DIRECTIVE> Find all the lines with "name" and gather them.

⁂

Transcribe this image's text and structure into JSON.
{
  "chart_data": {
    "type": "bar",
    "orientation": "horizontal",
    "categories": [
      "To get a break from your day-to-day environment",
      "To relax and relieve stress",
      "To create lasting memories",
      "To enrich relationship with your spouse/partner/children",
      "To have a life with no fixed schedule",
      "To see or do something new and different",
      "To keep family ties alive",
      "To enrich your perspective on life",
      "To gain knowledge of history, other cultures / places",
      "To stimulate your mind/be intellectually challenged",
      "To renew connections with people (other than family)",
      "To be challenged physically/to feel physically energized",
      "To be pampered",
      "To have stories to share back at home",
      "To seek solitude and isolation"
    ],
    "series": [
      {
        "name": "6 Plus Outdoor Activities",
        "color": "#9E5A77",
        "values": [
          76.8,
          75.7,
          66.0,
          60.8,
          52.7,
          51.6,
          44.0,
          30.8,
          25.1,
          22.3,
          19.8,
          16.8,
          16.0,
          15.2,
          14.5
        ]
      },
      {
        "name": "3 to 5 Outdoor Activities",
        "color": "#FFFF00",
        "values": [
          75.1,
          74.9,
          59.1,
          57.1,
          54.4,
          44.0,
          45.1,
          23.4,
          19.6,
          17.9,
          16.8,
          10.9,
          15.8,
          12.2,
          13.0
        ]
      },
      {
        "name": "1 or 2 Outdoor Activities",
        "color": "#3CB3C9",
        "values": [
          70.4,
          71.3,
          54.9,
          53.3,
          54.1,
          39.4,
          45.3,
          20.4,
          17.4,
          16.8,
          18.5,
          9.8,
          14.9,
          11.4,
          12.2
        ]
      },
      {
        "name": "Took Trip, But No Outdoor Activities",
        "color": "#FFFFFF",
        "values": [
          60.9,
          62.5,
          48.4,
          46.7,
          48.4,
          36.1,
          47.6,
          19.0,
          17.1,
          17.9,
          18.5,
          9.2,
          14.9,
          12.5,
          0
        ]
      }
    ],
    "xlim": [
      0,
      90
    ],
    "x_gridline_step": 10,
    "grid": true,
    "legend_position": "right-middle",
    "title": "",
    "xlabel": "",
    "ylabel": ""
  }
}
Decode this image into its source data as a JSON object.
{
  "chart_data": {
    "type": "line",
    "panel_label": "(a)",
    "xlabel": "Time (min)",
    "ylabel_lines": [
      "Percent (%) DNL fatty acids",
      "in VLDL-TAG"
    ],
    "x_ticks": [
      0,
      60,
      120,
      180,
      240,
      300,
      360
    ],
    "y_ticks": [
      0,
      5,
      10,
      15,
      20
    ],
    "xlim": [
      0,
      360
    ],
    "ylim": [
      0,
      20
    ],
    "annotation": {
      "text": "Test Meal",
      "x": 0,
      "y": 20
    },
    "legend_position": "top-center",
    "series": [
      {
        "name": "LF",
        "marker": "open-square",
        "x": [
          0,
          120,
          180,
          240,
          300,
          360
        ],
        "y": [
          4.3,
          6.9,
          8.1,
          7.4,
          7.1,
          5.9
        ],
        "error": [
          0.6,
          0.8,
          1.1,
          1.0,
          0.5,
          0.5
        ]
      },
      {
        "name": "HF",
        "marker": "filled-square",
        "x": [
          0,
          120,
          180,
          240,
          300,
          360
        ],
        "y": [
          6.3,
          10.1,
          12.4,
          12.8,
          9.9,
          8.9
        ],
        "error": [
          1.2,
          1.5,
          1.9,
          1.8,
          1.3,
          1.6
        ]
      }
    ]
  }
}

⁂

RESPONSE>
        "name": "6 Plus Outdoor Activities",
        "name": "3 to 5 Outdoor Activities",
        "name": "1 or 2 Outdoor Activities",
        "name": "Took Trip, But No Outdoor Activities",
        "name": "LF",
        "name": "HF",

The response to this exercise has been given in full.